- **STATED EXERCISE**
Repeat the records below exactly, leaving out every picture.

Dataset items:
◇ ◇ ◇ ◇

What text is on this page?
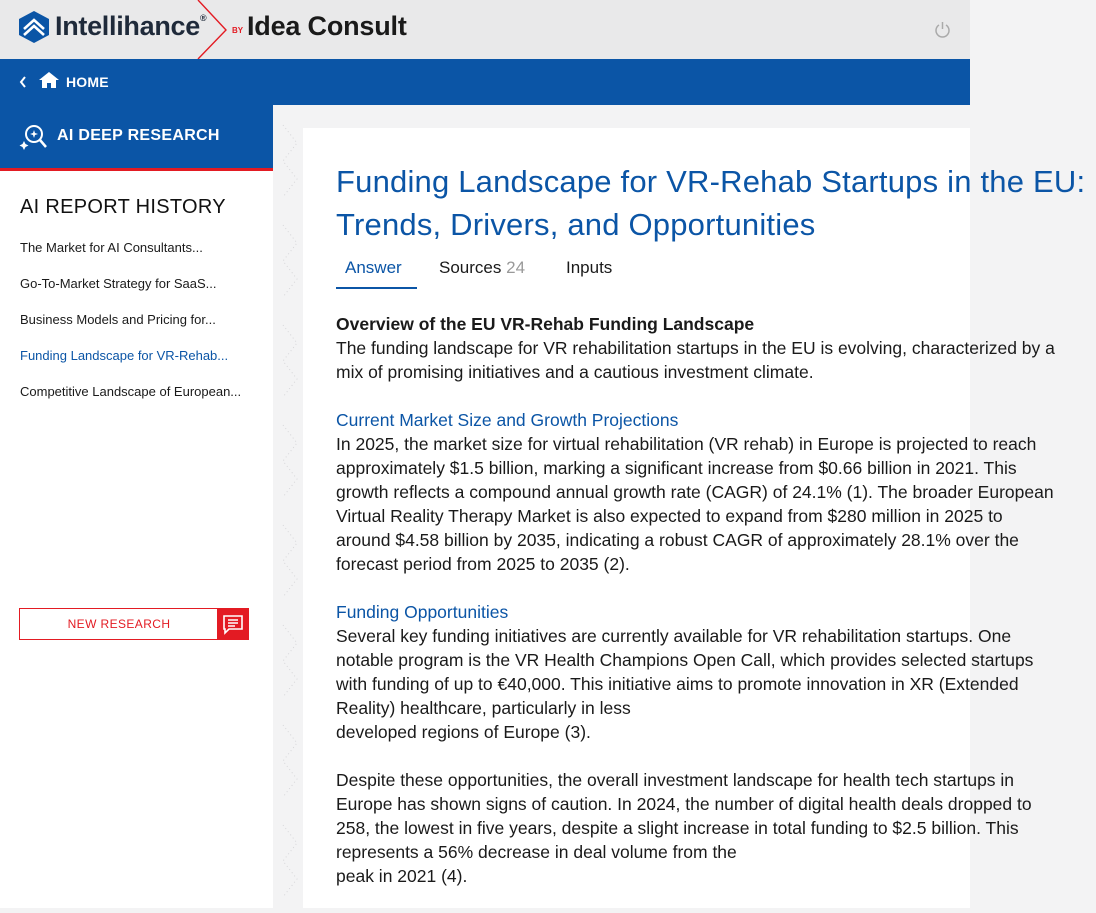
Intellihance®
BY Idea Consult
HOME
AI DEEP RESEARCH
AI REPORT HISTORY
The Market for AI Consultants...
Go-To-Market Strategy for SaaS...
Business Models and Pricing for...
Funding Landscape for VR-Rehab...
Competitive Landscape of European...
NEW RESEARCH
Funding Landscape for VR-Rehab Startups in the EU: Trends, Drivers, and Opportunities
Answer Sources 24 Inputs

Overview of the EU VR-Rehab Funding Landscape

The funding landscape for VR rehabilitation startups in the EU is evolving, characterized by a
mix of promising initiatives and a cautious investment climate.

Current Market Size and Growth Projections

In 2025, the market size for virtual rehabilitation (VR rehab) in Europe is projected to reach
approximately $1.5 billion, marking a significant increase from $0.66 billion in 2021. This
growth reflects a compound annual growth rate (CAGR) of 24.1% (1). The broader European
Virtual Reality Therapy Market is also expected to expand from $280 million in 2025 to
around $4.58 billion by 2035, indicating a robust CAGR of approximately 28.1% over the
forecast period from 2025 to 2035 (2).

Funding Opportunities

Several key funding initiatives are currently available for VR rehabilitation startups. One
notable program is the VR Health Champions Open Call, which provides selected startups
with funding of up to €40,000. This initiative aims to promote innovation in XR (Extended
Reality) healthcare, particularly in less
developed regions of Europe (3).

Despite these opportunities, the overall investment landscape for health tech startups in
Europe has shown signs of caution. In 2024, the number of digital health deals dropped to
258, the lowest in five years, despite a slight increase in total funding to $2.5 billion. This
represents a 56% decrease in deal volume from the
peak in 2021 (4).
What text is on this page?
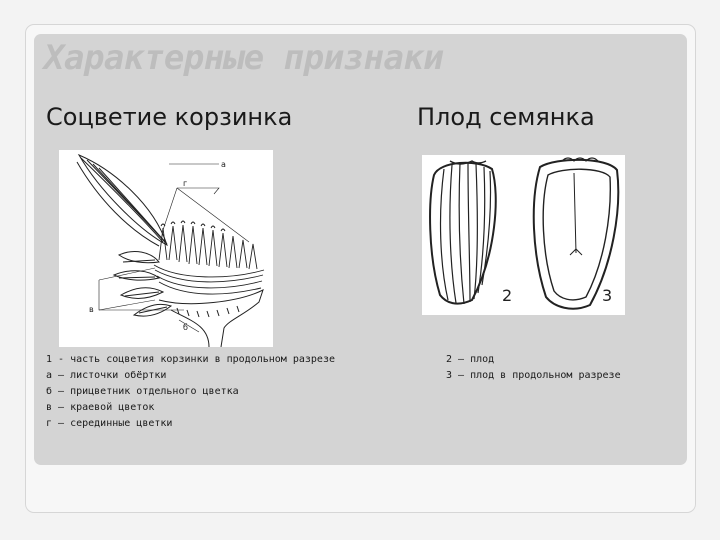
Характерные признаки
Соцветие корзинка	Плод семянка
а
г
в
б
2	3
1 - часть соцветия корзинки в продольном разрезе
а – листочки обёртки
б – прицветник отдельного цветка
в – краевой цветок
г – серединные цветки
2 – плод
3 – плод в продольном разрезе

◇ ◇ ◇ ◇

- **EXPECTED OUTPUT**
What text is on this page?
Intellihance®
BY Idea Consult
HOME
AI DEEP RESEARCH
AI REPORT HISTORY
The Market for AI Consultants...
Go-To-Market Strategy for SaaS...
Business Models and Pricing for...
Funding Landscape for VR-Rehab...
Competitive Landscape of European...
NEW RESEARCH
Funding Landscape for VR-Rehab Startups in the EU: Trends, Drivers, and Opportunities
Answer Sources 24 Inputs

Overview of the EU VR-Rehab Funding Landscape

The funding landscape for VR rehabilitation startups in the EU is evolving, characterized by a
mix of promising initiatives and a cautious investment climate.

Current Market Size and Growth Projections

In 2025, the market size for virtual rehabilitation (VR rehab) in Europe is projected to reach
approximately $1.5 billion, marking a significant increase from $0.66 billion in 2021. This
growth reflects a compound annual growth rate (CAGR) of 24.1% (1). The broader European
Virtual Reality Therapy Market is also expected to expand from $280 million in 2025 to
around $4.58 billion by 2035, indicating a robust CAGR of approximately 28.1% over the
forecast period from 2025 to 2035 (2).

Funding Opportunities

Several key funding initiatives are currently available for VR rehabilitation startups. One
notable program is the VR Health Champions Open Call, which provides selected startups
with funding of up to €40,000. This initiative aims to promote innovation in XR (Extended
Reality) healthcare, particularly in less
developed regions of Europe (3).

Despite these opportunities, the overall investment landscape for health tech startups in
Europe has shown signs of caution. In 2024, the number of digital health deals dropped to
258, the lowest in five years, despite a slight increase in total funding to $2.5 billion. This
represents a 56% decrease in deal volume from the
peak in 2021 (4).
What text is on this page?
Характерные признаки
Соцветие корзинка	Плод семянка
а
г
в
б
2	3
1 - часть соцветия корзинки в продольном разрезе
а – листочки обёртки
б – прицветник отдельного цветка
в – краевой цветок
г – серединные цветки
2 – плод
3 – плод в продольном разрезе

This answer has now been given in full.